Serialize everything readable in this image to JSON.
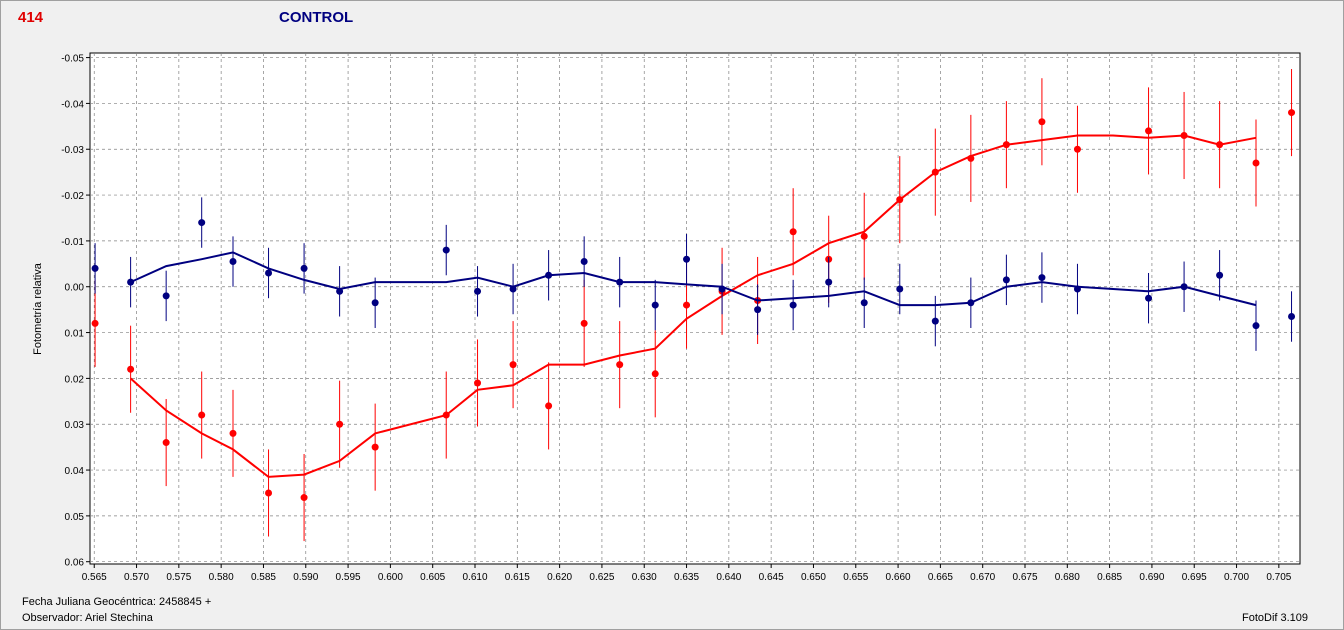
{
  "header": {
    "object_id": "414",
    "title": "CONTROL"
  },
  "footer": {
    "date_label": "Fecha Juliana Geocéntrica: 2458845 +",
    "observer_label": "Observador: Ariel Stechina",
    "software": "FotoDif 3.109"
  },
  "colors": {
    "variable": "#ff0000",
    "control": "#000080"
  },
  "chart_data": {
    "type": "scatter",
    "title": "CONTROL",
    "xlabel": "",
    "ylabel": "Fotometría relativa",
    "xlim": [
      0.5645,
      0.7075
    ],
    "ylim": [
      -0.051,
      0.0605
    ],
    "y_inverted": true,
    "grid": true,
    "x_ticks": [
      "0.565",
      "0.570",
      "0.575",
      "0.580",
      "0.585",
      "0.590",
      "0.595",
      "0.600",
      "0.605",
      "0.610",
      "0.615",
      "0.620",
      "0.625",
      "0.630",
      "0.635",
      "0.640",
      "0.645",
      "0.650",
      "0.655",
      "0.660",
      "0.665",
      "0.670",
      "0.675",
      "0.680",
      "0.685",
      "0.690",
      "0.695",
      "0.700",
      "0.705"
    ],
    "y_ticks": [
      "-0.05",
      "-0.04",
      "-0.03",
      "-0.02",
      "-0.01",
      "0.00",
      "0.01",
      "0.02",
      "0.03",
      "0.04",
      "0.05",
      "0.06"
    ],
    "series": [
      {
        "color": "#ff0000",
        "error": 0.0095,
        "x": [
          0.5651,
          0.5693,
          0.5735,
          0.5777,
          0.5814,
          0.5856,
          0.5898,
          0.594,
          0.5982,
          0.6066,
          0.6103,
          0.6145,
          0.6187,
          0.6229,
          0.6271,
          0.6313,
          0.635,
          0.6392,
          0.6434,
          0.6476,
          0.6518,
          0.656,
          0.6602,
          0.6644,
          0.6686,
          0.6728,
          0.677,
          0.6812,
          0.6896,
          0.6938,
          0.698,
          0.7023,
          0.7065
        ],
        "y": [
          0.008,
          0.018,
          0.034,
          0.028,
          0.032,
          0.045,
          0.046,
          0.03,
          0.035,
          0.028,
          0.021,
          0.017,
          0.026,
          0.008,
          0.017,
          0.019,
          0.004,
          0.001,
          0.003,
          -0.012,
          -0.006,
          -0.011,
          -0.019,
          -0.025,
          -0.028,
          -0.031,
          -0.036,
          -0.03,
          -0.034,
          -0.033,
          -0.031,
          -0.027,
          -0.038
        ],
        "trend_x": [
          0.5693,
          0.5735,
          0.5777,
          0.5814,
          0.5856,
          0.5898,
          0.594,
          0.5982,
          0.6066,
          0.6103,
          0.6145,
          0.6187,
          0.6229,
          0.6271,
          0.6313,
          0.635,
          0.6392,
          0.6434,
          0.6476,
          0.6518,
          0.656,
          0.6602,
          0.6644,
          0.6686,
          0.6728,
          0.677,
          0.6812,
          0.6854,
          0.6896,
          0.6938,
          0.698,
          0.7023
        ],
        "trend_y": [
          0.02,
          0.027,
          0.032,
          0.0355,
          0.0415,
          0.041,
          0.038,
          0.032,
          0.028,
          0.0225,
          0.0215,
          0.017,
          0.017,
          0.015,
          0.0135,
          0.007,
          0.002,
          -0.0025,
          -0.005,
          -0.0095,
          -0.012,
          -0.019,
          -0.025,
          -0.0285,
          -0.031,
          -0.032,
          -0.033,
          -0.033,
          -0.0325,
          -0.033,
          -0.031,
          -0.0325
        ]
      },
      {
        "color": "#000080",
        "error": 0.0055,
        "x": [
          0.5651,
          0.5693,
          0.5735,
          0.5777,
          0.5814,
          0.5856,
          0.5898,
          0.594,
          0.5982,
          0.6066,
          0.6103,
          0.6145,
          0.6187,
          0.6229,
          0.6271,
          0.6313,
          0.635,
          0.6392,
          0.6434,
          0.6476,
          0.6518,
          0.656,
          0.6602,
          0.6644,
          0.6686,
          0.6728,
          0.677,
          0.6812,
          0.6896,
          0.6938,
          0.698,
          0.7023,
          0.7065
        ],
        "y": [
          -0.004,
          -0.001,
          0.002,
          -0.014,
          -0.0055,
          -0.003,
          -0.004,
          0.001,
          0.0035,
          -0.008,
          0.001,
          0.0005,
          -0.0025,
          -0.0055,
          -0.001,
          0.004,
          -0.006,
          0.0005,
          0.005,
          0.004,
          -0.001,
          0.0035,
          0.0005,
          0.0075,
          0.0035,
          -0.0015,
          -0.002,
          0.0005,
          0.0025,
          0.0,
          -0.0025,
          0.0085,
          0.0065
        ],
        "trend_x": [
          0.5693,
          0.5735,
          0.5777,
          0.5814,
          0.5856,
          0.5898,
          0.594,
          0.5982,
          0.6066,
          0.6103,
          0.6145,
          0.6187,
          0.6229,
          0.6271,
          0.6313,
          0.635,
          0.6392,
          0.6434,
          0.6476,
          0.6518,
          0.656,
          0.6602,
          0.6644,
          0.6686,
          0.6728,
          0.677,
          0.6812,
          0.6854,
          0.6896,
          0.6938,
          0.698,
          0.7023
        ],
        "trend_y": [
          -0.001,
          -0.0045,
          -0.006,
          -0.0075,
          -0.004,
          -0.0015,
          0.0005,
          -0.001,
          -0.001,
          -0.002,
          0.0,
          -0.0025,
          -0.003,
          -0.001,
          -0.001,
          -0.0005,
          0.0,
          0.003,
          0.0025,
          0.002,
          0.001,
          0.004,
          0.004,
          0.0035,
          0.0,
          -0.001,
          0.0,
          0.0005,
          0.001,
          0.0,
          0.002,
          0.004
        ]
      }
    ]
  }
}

◆ ◆ ◆ ◆

**Problem to work on:**
Quote every record above exactly, omitting any pictures they contain.

**Exercise result:**
Serialize everything readable in this image to JSON.
{
  "header": {
    "object_id": "414",
    "title": "CONTROL"
  },
  "footer": {
    "date_label": "Fecha Juliana Geocéntrica: 2458845 +",
    "observer_label": "Observador: Ariel Stechina",
    "software": "FotoDif 3.109"
  },
  "colors": {
    "variable": "#ff0000",
    "control": "#000080"
  },
  "chart_data": {
    "type": "scatter",
    "title": "CONTROL",
    "xlabel": "",
    "ylabel": "Fotometría relativa",
    "xlim": [
      0.5645,
      0.7075
    ],
    "ylim": [
      -0.051,
      0.0605
    ],
    "y_inverted": true,
    "grid": true,
    "x_ticks": [
      "0.565",
      "0.570",
      "0.575",
      "0.580",
      "0.585",
      "0.590",
      "0.595",
      "0.600",
      "0.605",
      "0.610",
      "0.615",
      "0.620",
      "0.625",
      "0.630",
      "0.635",
      "0.640",
      "0.645",
      "0.650",
      "0.655",
      "0.660",
      "0.665",
      "0.670",
      "0.675",
      "0.680",
      "0.685",
      "0.690",
      "0.695",
      "0.700",
      "0.705"
    ],
    "y_ticks": [
      "-0.05",
      "-0.04",
      "-0.03",
      "-0.02",
      "-0.01",
      "0.00",
      "0.01",
      "0.02",
      "0.03",
      "0.04",
      "0.05",
      "0.06"
    ],
    "series": [
      {
        "color": "#ff0000",
        "error": 0.0095,
        "x": [
          0.5651,
          0.5693,
          0.5735,
          0.5777,
          0.5814,
          0.5856,
          0.5898,
          0.594,
          0.5982,
          0.6066,
          0.6103,
          0.6145,
          0.6187,
          0.6229,
          0.6271,
          0.6313,
          0.635,
          0.6392,
          0.6434,
          0.6476,
          0.6518,
          0.656,
          0.6602,
          0.6644,
          0.6686,
          0.6728,
          0.677,
          0.6812,
          0.6896,
          0.6938,
          0.698,
          0.7023,
          0.7065
        ],
        "y": [
          0.008,
          0.018,
          0.034,
          0.028,
          0.032,
          0.045,
          0.046,
          0.03,
          0.035,
          0.028,
          0.021,
          0.017,
          0.026,
          0.008,
          0.017,
          0.019,
          0.004,
          0.001,
          0.003,
          -0.012,
          -0.006,
          -0.011,
          -0.019,
          -0.025,
          -0.028,
          -0.031,
          -0.036,
          -0.03,
          -0.034,
          -0.033,
          -0.031,
          -0.027,
          -0.038
        ],
        "trend_x": [
          0.5693,
          0.5735,
          0.5777,
          0.5814,
          0.5856,
          0.5898,
          0.594,
          0.5982,
          0.6066,
          0.6103,
          0.6145,
          0.6187,
          0.6229,
          0.6271,
          0.6313,
          0.635,
          0.6392,
          0.6434,
          0.6476,
          0.6518,
          0.656,
          0.6602,
          0.6644,
          0.6686,
          0.6728,
          0.677,
          0.6812,
          0.6854,
          0.6896,
          0.6938,
          0.698,
          0.7023
        ],
        "trend_y": [
          0.02,
          0.027,
          0.032,
          0.0355,
          0.0415,
          0.041,
          0.038,
          0.032,
          0.028,
          0.0225,
          0.0215,
          0.017,
          0.017,
          0.015,
          0.0135,
          0.007,
          0.002,
          -0.0025,
          -0.005,
          -0.0095,
          -0.012,
          -0.019,
          -0.025,
          -0.0285,
          -0.031,
          -0.032,
          -0.033,
          -0.033,
          -0.0325,
          -0.033,
          -0.031,
          -0.0325
        ]
      },
      {
        "color": "#000080",
        "error": 0.0055,
        "x": [
          0.5651,
          0.5693,
          0.5735,
          0.5777,
          0.5814,
          0.5856,
          0.5898,
          0.594,
          0.5982,
          0.6066,
          0.6103,
          0.6145,
          0.6187,
          0.6229,
          0.6271,
          0.6313,
          0.635,
          0.6392,
          0.6434,
          0.6476,
          0.6518,
          0.656,
          0.6602,
          0.6644,
          0.6686,
          0.6728,
          0.677,
          0.6812,
          0.6896,
          0.6938,
          0.698,
          0.7023,
          0.7065
        ],
        "y": [
          -0.004,
          -0.001,
          0.002,
          -0.014,
          -0.0055,
          -0.003,
          -0.004,
          0.001,
          0.0035,
          -0.008,
          0.001,
          0.0005,
          -0.0025,
          -0.0055,
          -0.001,
          0.004,
          -0.006,
          0.0005,
          0.005,
          0.004,
          -0.001,
          0.0035,
          0.0005,
          0.0075,
          0.0035,
          -0.0015,
          -0.002,
          0.0005,
          0.0025,
          0.0,
          -0.0025,
          0.0085,
          0.0065
        ],
        "trend_x": [
          0.5693,
          0.5735,
          0.5777,
          0.5814,
          0.5856,
          0.5898,
          0.594,
          0.5982,
          0.6066,
          0.6103,
          0.6145,
          0.6187,
          0.6229,
          0.6271,
          0.6313,
          0.635,
          0.6392,
          0.6434,
          0.6476,
          0.6518,
          0.656,
          0.6602,
          0.6644,
          0.6686,
          0.6728,
          0.677,
          0.6812,
          0.6854,
          0.6896,
          0.6938,
          0.698,
          0.7023
        ],
        "trend_y": [
          -0.001,
          -0.0045,
          -0.006,
          -0.0075,
          -0.004,
          -0.0015,
          0.0005,
          -0.001,
          -0.001,
          -0.002,
          0.0,
          -0.0025,
          -0.003,
          -0.001,
          -0.001,
          -0.0005,
          0.0,
          0.003,
          0.0025,
          0.002,
          0.001,
          0.004,
          0.004,
          0.0035,
          0.0,
          -0.001,
          0.0,
          0.0005,
          0.001,
          0.0,
          0.002,
          0.004
        ]
      }
    ]
  }
}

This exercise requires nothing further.